> **WRITTEN TASK**:
Transcribe every entry word for word. Skip the pictures.

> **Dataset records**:
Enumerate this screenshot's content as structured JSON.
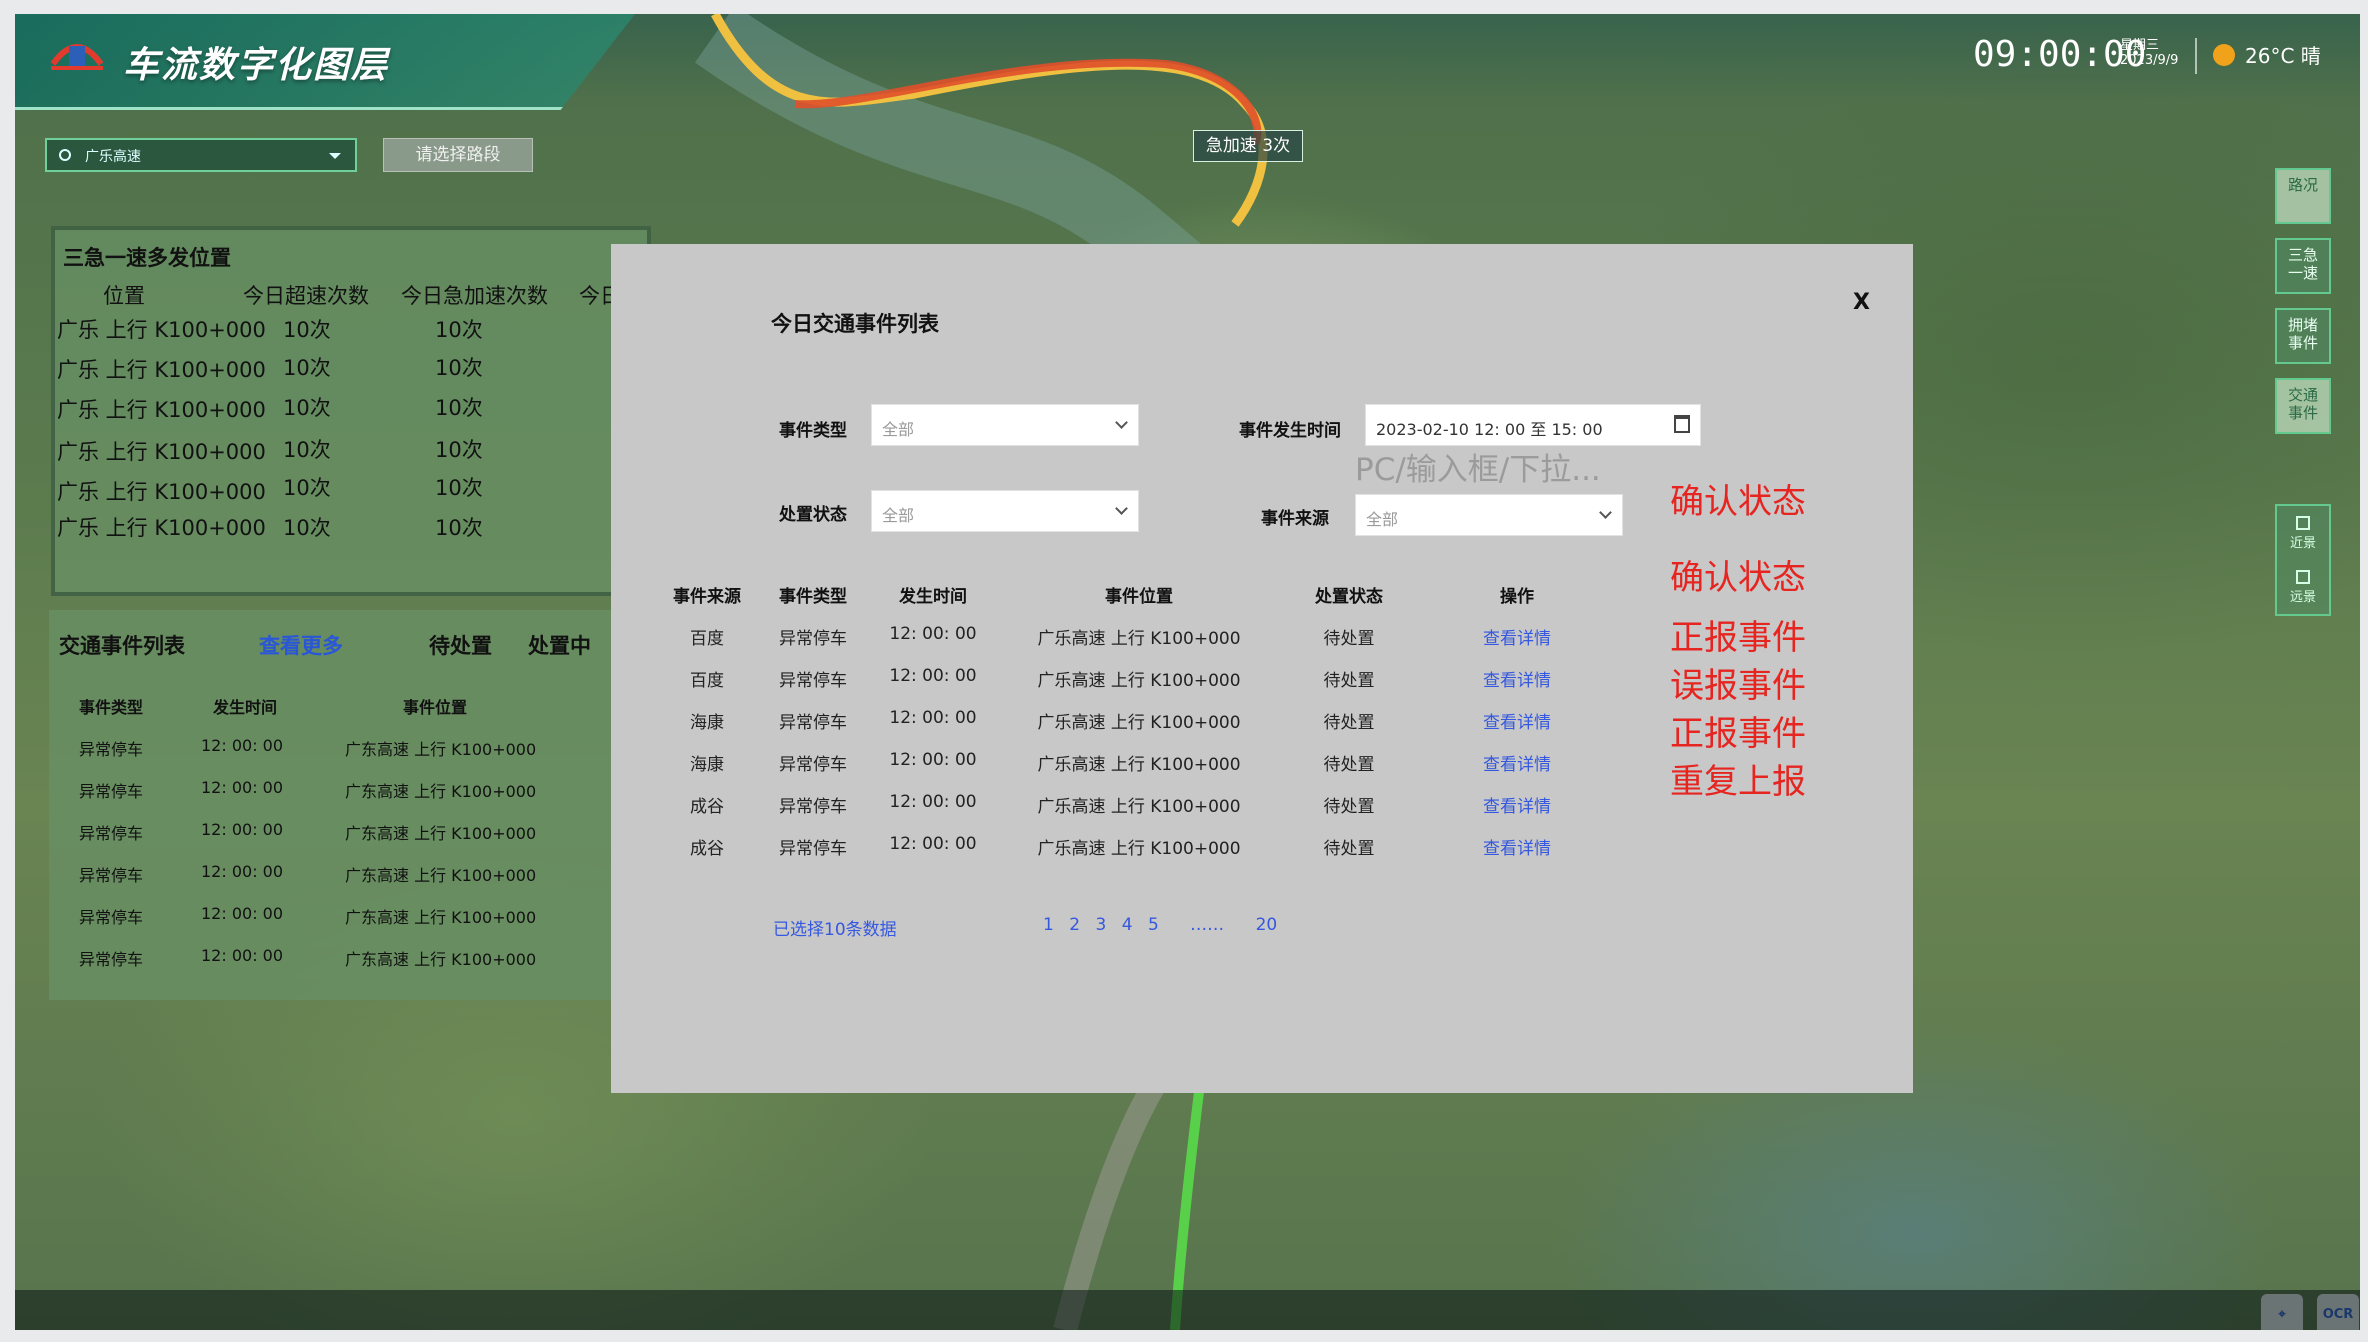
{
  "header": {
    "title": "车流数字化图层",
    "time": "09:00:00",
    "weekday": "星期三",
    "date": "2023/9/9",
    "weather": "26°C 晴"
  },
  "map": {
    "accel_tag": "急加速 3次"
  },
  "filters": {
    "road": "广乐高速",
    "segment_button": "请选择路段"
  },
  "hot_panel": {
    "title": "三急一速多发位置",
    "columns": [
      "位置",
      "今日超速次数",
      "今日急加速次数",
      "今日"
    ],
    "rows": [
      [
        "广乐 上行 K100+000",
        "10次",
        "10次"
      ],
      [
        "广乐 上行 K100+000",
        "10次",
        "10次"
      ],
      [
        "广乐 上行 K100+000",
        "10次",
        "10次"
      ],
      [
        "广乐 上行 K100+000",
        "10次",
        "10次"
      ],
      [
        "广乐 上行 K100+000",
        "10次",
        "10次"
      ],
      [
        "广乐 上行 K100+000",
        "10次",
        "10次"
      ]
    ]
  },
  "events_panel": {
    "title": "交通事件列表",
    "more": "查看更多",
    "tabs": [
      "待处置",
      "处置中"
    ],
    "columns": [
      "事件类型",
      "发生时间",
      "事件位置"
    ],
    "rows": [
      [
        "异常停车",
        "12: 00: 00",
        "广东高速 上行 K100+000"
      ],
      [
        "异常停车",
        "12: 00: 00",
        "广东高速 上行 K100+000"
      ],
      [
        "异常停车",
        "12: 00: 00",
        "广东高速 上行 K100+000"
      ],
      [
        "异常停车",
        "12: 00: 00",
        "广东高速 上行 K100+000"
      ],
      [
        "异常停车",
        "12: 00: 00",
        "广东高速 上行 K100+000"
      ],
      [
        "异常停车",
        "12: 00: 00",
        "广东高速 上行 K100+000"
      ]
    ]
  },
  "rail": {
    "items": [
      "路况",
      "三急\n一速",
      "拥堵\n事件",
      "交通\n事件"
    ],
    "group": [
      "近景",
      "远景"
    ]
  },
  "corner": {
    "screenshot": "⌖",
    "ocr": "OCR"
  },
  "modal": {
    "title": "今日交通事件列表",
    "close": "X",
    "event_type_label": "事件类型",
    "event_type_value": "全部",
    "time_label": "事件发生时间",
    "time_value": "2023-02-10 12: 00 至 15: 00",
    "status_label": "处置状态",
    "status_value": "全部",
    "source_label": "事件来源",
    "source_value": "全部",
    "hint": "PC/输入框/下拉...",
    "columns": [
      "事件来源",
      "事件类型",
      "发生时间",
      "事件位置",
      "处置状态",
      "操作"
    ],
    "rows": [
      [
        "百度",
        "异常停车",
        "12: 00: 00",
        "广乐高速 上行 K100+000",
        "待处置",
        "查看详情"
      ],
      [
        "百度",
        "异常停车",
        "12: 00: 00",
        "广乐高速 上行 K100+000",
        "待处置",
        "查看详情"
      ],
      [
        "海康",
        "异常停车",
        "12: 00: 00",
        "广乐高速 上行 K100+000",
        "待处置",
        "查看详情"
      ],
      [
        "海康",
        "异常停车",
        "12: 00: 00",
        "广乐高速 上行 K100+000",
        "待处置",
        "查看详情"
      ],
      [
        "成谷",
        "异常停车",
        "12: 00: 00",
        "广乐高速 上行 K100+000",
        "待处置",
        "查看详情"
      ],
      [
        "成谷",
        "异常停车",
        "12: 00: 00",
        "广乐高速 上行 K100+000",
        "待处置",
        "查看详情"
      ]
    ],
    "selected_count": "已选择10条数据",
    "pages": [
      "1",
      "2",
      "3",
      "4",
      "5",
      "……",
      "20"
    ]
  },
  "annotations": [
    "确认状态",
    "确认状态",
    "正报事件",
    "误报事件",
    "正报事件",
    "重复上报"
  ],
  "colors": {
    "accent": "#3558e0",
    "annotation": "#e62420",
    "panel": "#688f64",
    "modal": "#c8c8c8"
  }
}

> **RESULT OF THIS EXERCISE**:
Enumerate this screenshot's content as structured JSON.
{
  "header": {
    "title": "车流数字化图层",
    "time": "09:00:00",
    "weekday": "星期三",
    "date": "2023/9/9",
    "weather": "26°C 晴"
  },
  "map": {
    "accel_tag": "急加速 3次"
  },
  "filters": {
    "road": "广乐高速",
    "segment_button": "请选择路段"
  },
  "hot_panel": {
    "title": "三急一速多发位置",
    "columns": [
      "位置",
      "今日超速次数",
      "今日急加速次数",
      "今日"
    ],
    "rows": [
      [
        "广乐 上行 K100+000",
        "10次",
        "10次"
      ],
      [
        "广乐 上行 K100+000",
        "10次",
        "10次"
      ],
      [
        "广乐 上行 K100+000",
        "10次",
        "10次"
      ],
      [
        "广乐 上行 K100+000",
        "10次",
        "10次"
      ],
      [
        "广乐 上行 K100+000",
        "10次",
        "10次"
      ],
      [
        "广乐 上行 K100+000",
        "10次",
        "10次"
      ]
    ]
  },
  "events_panel": {
    "title": "交通事件列表",
    "more": "查看更多",
    "tabs": [
      "待处置",
      "处置中"
    ],
    "columns": [
      "事件类型",
      "发生时间",
      "事件位置"
    ],
    "rows": [
      [
        "异常停车",
        "12: 00: 00",
        "广东高速 上行 K100+000"
      ],
      [
        "异常停车",
        "12: 00: 00",
        "广东高速 上行 K100+000"
      ],
      [
        "异常停车",
        "12: 00: 00",
        "广东高速 上行 K100+000"
      ],
      [
        "异常停车",
        "12: 00: 00",
        "广东高速 上行 K100+000"
      ],
      [
        "异常停车",
        "12: 00: 00",
        "广东高速 上行 K100+000"
      ],
      [
        "异常停车",
        "12: 00: 00",
        "广东高速 上行 K100+000"
      ]
    ]
  },
  "rail": {
    "items": [
      "路况",
      "三急\n一速",
      "拥堵\n事件",
      "交通\n事件"
    ],
    "group": [
      "近景",
      "远景"
    ]
  },
  "corner": {
    "screenshot": "⌖",
    "ocr": "OCR"
  },
  "modal": {
    "title": "今日交通事件列表",
    "close": "X",
    "event_type_label": "事件类型",
    "event_type_value": "全部",
    "time_label": "事件发生时间",
    "time_value": "2023-02-10 12: 00 至 15: 00",
    "status_label": "处置状态",
    "status_value": "全部",
    "source_label": "事件来源",
    "source_value": "全部",
    "hint": "PC/输入框/下拉...",
    "columns": [
      "事件来源",
      "事件类型",
      "发生时间",
      "事件位置",
      "处置状态",
      "操作"
    ],
    "rows": [
      [
        "百度",
        "异常停车",
        "12: 00: 00",
        "广乐高速 上行 K100+000",
        "待处置",
        "查看详情"
      ],
      [
        "百度",
        "异常停车",
        "12: 00: 00",
        "广乐高速 上行 K100+000",
        "待处置",
        "查看详情"
      ],
      [
        "海康",
        "异常停车",
        "12: 00: 00",
        "广乐高速 上行 K100+000",
        "待处置",
        "查看详情"
      ],
      [
        "海康",
        "异常停车",
        "12: 00: 00",
        "广乐高速 上行 K100+000",
        "待处置",
        "查看详情"
      ],
      [
        "成谷",
        "异常停车",
        "12: 00: 00",
        "广乐高速 上行 K100+000",
        "待处置",
        "查看详情"
      ],
      [
        "成谷",
        "异常停车",
        "12: 00: 00",
        "广乐高速 上行 K100+000",
        "待处置",
        "查看详情"
      ]
    ],
    "selected_count": "已选择10条数据",
    "pages": [
      "1",
      "2",
      "3",
      "4",
      "5",
      "……",
      "20"
    ]
  },
  "annotations": [
    "确认状态",
    "确认状态",
    "正报事件",
    "误报事件",
    "正报事件",
    "重复上报"
  ],
  "colors": {
    "accent": "#3558e0",
    "annotation": "#e62420",
    "panel": "#688f64",
    "modal": "#c8c8c8"
  }
}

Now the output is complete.